◆ Stated goal: Review the listing and copy each line that holds the word "através".

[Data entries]
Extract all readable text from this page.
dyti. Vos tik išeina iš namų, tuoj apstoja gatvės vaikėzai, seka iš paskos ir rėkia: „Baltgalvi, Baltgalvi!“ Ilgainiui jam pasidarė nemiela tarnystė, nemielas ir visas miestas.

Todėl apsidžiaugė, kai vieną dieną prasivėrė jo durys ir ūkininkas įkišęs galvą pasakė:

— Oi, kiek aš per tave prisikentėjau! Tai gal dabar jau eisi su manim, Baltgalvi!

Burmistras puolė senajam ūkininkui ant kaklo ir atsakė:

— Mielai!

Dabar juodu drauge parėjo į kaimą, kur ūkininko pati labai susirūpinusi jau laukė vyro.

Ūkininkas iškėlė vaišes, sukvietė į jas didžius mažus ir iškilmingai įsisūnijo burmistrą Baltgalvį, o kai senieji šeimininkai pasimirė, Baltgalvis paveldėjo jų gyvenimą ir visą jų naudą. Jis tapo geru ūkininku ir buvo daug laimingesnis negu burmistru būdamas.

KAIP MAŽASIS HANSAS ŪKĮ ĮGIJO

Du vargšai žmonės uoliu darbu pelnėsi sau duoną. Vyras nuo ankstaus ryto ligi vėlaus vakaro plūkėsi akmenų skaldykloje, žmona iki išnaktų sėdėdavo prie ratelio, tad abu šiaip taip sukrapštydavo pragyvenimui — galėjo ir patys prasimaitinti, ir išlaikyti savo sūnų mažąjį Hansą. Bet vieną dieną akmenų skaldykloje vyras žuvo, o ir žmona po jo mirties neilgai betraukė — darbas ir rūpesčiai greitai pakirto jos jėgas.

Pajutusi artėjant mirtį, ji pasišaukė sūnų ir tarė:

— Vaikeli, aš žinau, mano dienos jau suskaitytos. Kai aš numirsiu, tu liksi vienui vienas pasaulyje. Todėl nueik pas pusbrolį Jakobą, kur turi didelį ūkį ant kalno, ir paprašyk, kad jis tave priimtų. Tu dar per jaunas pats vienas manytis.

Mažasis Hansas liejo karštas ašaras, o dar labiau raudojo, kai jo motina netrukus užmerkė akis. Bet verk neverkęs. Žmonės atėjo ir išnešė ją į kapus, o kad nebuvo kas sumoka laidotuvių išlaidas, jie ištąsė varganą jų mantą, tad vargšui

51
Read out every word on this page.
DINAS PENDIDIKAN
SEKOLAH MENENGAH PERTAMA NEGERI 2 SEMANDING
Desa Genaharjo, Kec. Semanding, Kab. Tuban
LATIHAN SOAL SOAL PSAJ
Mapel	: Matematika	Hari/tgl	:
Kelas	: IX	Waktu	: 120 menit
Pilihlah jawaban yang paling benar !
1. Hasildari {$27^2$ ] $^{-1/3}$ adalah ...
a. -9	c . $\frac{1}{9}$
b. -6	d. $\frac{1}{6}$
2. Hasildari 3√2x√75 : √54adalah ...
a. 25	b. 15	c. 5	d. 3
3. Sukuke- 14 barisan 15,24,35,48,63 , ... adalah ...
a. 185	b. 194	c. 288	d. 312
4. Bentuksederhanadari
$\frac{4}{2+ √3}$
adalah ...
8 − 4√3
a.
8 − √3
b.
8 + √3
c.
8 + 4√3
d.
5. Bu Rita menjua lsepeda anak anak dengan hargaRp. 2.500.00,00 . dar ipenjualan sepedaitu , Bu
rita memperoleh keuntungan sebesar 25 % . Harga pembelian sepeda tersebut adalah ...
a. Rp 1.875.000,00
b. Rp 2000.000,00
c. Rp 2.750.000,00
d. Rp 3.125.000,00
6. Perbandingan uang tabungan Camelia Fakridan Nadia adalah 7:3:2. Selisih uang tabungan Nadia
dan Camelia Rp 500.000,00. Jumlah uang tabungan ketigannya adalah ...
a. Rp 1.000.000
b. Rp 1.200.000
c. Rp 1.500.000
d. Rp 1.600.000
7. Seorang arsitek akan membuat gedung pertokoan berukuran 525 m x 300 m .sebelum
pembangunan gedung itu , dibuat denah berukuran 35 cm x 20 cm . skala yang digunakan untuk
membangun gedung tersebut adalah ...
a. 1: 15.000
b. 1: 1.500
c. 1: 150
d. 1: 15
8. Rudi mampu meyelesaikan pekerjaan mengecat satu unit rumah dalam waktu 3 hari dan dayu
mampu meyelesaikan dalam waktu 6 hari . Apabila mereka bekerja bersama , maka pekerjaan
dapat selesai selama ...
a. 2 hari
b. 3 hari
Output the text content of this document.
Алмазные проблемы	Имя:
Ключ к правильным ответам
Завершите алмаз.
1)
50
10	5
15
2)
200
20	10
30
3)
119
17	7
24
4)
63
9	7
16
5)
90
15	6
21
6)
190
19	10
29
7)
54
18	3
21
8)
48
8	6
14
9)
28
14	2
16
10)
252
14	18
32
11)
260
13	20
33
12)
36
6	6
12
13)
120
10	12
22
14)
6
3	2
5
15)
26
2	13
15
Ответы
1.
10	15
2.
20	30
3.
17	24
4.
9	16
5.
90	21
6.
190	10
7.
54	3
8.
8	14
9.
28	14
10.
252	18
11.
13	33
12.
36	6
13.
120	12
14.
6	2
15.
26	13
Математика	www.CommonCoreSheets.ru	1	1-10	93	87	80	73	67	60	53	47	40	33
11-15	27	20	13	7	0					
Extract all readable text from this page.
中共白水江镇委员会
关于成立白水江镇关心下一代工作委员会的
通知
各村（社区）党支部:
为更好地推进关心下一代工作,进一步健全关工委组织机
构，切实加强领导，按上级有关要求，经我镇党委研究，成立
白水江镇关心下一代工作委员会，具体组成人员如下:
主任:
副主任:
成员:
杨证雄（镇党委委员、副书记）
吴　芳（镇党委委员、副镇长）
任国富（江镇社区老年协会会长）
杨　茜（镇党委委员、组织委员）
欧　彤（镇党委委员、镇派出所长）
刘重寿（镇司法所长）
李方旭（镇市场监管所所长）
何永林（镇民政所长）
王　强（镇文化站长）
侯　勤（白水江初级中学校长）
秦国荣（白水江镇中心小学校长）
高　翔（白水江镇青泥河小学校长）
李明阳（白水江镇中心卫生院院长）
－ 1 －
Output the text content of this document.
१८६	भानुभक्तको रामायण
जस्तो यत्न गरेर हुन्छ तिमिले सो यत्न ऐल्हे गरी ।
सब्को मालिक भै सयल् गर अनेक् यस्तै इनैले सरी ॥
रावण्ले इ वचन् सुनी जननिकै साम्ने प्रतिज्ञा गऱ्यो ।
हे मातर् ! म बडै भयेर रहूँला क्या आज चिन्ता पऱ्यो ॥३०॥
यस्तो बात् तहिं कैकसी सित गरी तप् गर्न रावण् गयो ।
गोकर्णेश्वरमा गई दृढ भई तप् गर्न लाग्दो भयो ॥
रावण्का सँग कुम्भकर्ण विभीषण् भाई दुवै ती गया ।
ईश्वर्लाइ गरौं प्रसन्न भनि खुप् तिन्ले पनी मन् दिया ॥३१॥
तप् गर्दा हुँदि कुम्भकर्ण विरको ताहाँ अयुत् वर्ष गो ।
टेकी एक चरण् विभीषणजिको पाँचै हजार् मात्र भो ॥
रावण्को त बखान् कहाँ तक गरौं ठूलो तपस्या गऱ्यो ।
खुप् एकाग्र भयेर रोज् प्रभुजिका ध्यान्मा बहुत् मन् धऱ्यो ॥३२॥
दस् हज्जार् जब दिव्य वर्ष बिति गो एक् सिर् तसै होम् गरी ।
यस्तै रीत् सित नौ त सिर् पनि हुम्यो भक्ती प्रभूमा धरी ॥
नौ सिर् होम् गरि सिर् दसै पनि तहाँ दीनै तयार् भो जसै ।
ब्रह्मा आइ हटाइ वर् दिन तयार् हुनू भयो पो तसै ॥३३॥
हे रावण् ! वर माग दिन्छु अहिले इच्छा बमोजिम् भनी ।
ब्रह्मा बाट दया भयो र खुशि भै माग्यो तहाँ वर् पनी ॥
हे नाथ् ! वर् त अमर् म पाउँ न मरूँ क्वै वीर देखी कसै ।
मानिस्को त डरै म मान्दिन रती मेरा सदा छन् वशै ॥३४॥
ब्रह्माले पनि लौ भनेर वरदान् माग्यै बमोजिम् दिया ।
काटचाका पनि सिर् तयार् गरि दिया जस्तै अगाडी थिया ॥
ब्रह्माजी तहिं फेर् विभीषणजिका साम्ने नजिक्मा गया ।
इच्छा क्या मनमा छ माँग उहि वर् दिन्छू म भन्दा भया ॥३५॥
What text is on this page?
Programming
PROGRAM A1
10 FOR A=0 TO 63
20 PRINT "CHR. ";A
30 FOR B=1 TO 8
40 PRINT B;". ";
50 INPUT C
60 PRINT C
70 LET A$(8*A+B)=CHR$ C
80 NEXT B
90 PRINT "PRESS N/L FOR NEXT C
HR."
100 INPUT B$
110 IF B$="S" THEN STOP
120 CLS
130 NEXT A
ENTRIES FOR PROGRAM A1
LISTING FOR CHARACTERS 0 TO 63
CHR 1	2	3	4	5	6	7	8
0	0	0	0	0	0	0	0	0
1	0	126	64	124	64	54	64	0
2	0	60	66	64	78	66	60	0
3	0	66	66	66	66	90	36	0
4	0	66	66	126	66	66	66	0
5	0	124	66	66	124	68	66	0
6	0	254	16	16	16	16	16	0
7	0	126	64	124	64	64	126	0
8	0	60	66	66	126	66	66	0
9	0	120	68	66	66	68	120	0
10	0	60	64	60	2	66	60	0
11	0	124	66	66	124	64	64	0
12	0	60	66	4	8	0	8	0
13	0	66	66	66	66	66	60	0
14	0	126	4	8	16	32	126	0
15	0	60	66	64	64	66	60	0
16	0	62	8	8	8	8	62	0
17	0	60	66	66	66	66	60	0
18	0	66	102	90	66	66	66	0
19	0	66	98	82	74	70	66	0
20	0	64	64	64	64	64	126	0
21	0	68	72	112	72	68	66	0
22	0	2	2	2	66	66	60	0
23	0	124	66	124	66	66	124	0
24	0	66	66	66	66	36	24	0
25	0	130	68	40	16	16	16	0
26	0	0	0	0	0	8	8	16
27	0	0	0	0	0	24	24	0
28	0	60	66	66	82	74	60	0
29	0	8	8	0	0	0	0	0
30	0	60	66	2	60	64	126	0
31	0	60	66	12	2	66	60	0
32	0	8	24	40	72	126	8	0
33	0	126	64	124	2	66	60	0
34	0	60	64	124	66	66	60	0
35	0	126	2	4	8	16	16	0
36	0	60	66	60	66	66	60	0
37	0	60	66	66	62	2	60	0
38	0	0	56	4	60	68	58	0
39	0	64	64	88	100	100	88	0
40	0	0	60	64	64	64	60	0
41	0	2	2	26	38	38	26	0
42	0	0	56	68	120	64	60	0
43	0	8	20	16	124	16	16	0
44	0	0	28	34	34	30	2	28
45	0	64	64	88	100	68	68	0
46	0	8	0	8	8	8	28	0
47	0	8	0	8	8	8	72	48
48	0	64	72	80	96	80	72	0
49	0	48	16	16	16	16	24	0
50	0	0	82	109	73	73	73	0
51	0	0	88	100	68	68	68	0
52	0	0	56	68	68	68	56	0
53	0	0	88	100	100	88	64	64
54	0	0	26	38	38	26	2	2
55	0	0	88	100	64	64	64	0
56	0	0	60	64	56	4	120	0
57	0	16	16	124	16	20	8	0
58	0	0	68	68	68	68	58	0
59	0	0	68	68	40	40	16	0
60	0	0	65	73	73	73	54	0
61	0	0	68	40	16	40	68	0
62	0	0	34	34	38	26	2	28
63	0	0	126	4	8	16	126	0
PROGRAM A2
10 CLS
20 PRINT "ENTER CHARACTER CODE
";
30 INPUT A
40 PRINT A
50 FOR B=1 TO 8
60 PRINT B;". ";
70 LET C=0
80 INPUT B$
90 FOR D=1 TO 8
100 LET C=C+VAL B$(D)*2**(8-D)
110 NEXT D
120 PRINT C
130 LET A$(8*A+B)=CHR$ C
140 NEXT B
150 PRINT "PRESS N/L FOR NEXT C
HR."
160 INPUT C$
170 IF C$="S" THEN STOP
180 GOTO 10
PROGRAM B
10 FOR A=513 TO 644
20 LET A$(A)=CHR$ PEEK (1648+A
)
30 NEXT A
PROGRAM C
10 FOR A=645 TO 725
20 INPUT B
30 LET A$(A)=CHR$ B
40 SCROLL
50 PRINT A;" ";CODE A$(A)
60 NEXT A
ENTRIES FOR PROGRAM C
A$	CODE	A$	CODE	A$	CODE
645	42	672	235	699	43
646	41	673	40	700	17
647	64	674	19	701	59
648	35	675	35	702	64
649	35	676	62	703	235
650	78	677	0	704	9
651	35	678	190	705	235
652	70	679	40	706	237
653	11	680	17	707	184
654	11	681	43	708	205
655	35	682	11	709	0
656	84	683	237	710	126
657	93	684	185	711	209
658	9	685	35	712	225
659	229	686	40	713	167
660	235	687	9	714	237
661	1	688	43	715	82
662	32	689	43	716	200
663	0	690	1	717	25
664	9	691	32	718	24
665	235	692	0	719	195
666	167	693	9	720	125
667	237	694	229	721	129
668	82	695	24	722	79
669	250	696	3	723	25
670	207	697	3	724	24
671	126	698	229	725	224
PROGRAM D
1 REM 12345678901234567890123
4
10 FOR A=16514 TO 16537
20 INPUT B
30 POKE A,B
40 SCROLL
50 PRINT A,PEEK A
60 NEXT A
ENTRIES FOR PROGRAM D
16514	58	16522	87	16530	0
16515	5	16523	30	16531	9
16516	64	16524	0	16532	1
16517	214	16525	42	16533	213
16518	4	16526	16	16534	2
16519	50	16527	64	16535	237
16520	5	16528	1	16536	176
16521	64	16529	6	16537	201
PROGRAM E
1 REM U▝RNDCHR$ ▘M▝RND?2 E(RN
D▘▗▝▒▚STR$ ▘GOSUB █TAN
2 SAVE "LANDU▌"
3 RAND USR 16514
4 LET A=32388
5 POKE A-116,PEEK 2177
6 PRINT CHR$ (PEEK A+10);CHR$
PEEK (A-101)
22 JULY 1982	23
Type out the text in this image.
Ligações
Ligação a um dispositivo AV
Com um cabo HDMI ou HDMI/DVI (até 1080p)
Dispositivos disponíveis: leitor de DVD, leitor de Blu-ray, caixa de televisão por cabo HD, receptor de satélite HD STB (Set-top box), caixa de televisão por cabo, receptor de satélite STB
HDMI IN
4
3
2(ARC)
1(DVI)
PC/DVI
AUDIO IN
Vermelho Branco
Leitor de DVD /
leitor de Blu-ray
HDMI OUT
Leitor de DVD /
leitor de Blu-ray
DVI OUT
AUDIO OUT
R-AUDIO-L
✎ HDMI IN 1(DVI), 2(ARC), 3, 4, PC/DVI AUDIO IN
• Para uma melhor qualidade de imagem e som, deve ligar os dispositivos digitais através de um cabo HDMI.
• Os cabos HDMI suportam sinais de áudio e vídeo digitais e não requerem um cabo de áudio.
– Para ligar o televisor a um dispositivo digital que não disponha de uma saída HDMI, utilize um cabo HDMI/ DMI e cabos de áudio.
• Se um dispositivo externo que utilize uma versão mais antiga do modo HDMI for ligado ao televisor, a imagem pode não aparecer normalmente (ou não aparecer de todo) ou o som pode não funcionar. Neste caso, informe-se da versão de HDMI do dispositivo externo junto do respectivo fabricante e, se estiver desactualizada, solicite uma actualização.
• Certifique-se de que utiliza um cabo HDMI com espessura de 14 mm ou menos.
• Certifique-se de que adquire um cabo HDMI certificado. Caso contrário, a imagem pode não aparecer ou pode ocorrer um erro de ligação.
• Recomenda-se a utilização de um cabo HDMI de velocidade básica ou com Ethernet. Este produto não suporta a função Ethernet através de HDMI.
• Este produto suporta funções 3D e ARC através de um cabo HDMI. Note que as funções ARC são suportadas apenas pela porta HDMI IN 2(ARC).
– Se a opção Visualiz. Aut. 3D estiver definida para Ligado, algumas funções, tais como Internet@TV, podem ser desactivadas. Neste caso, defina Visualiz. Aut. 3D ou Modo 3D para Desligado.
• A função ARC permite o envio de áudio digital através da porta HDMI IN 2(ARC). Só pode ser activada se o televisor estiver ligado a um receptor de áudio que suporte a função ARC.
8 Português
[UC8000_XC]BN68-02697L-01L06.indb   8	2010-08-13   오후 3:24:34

◆ Response to this task:
• Para uma melhor qualidade de imagem e som, deve ligar os dispositivos digitais através de um cabo HDMI.
• Recomenda-se a utilização de um cabo HDMI de velocidade básica ou com Ethernet. Este produto não suporta a função Ethernet através de HDMI.
• Este produto suporta funções 3D e ARC através de um cabo HDMI. Note que as funções ARC são suportadas apenas pela porta HDMI IN 2(ARC).
• A função ARC permite o envio de áudio digital através da porta HDMI IN 2(ARC). Só pode ser activada se o televisor estiver ligado a um receptor de áudio que suporte a função ARC.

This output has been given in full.